BRIEF
Can you give the data below again with "drop-down list" changed to "dropdown menu" and everything else left as is, omitting the pictures?

WORKING DATA
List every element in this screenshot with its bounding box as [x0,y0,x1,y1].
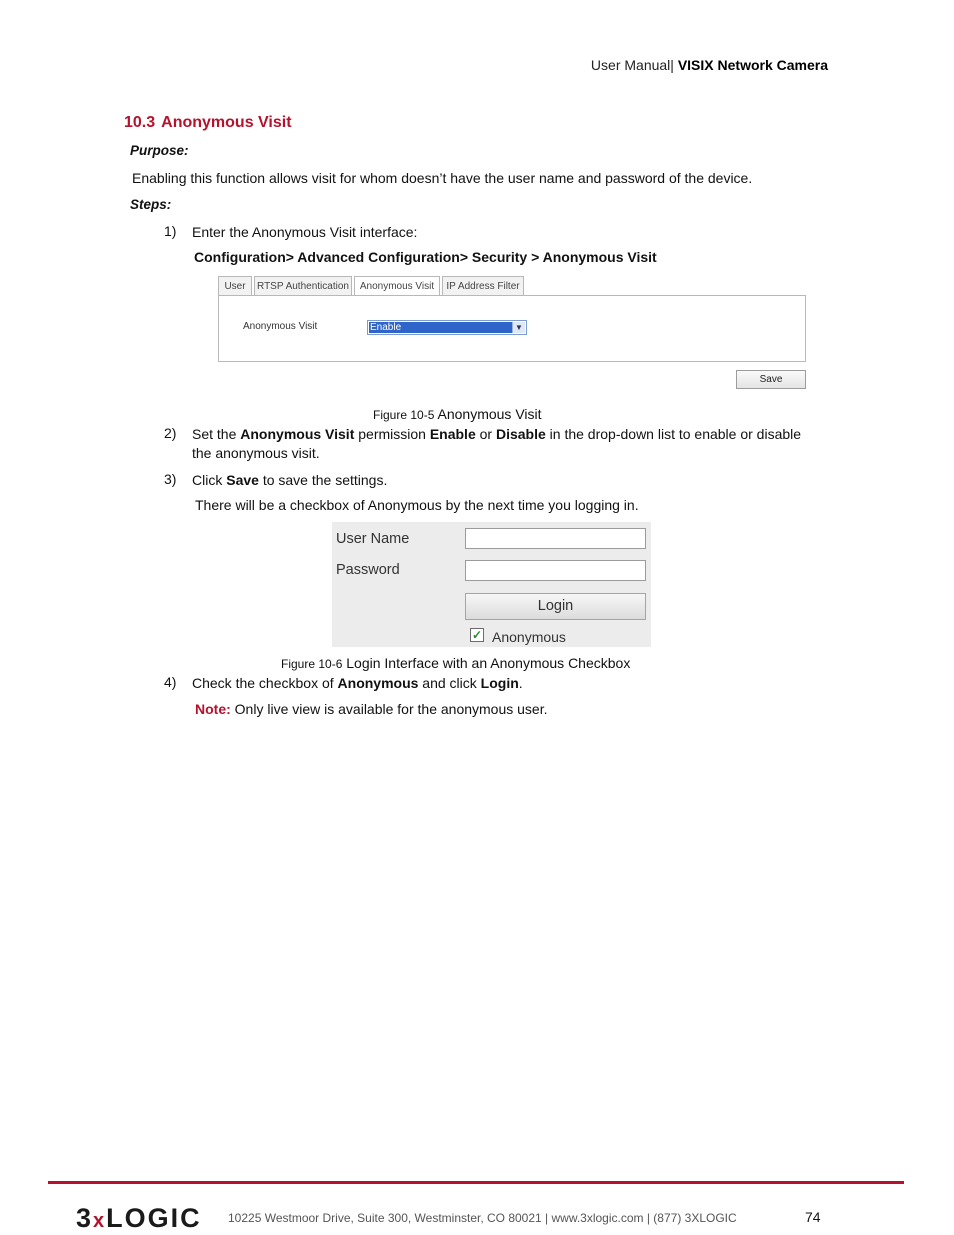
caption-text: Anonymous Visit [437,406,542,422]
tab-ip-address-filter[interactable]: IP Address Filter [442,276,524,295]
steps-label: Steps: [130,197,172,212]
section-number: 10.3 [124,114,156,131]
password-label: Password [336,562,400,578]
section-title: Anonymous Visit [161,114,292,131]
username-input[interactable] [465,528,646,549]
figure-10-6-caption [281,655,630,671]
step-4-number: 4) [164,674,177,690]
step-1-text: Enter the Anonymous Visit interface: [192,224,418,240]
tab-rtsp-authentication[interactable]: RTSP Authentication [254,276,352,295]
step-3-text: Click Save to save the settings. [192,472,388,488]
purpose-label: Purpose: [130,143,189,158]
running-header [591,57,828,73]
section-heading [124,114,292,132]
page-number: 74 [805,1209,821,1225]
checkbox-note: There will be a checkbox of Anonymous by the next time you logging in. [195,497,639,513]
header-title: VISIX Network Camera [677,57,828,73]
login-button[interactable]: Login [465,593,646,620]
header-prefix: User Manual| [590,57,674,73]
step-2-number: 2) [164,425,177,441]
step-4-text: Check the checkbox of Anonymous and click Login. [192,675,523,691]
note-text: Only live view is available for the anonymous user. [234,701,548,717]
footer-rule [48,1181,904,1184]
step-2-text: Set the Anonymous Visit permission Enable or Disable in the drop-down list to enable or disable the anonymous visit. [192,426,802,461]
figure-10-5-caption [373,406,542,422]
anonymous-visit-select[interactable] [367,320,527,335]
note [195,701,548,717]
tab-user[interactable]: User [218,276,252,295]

ANSWER TO THE TASK
List every element in this screenshot with its bounding box as [x0,y0,x1,y1].
caption-text: Anonymous Visit [437,406,542,422]
tab-ip-address-filter[interactable]: IP Address Filter [442,276,524,295]
steps-label: Steps: [130,197,172,212]
section-number: 10.3 [124,114,156,131]
password-label: Password [336,562,400,578]
section-title: Anonymous Visit [161,114,292,131]
username-input[interactable] [465,528,646,549]
figure-10-6-caption [281,655,630,671]
step-4-number: 4) [164,674,177,690]
step-1-text: Enter the Anonymous Visit interface: [192,224,418,240]
tab-rtsp-authentication[interactable]: RTSP Authentication [254,276,352,295]
step-3-text: Click Save to save the settings. [192,472,388,488]
purpose-label: Purpose: [130,143,189,158]
running-header [591,57,828,73]
section-heading [124,114,292,132]
page-number: 74 [805,1209,821,1225]
checkbox-note: There will be a checkbox of Anonymous by the next time you logging in. [195,497,639,513]
header-title: VISIX Network Camera [677,57,828,73]
login-button[interactable]: Login [465,593,646,620]
header-prefix: User Manual| [590,57,674,73]
step-2-number: 2) [164,425,177,441]
step-4-text: Check the checkbox of Anonymous and click Login. [192,675,523,691]
note-text: Only live view is available for the anonymous user. [234,701,548,717]
footer-rule [48,1181,904,1184]
step-2-text: Set the Anonymous Visit permission Enable or Disable in the dropdown menu to enable or disable the anonymous visit. [192,426,802,461]
figure-10-5-caption [373,406,542,422]
anonymous-visit-select[interactable] [367,320,527,335]
note [195,701,548,717]
tab-user[interactable]: User [218,276,252,295]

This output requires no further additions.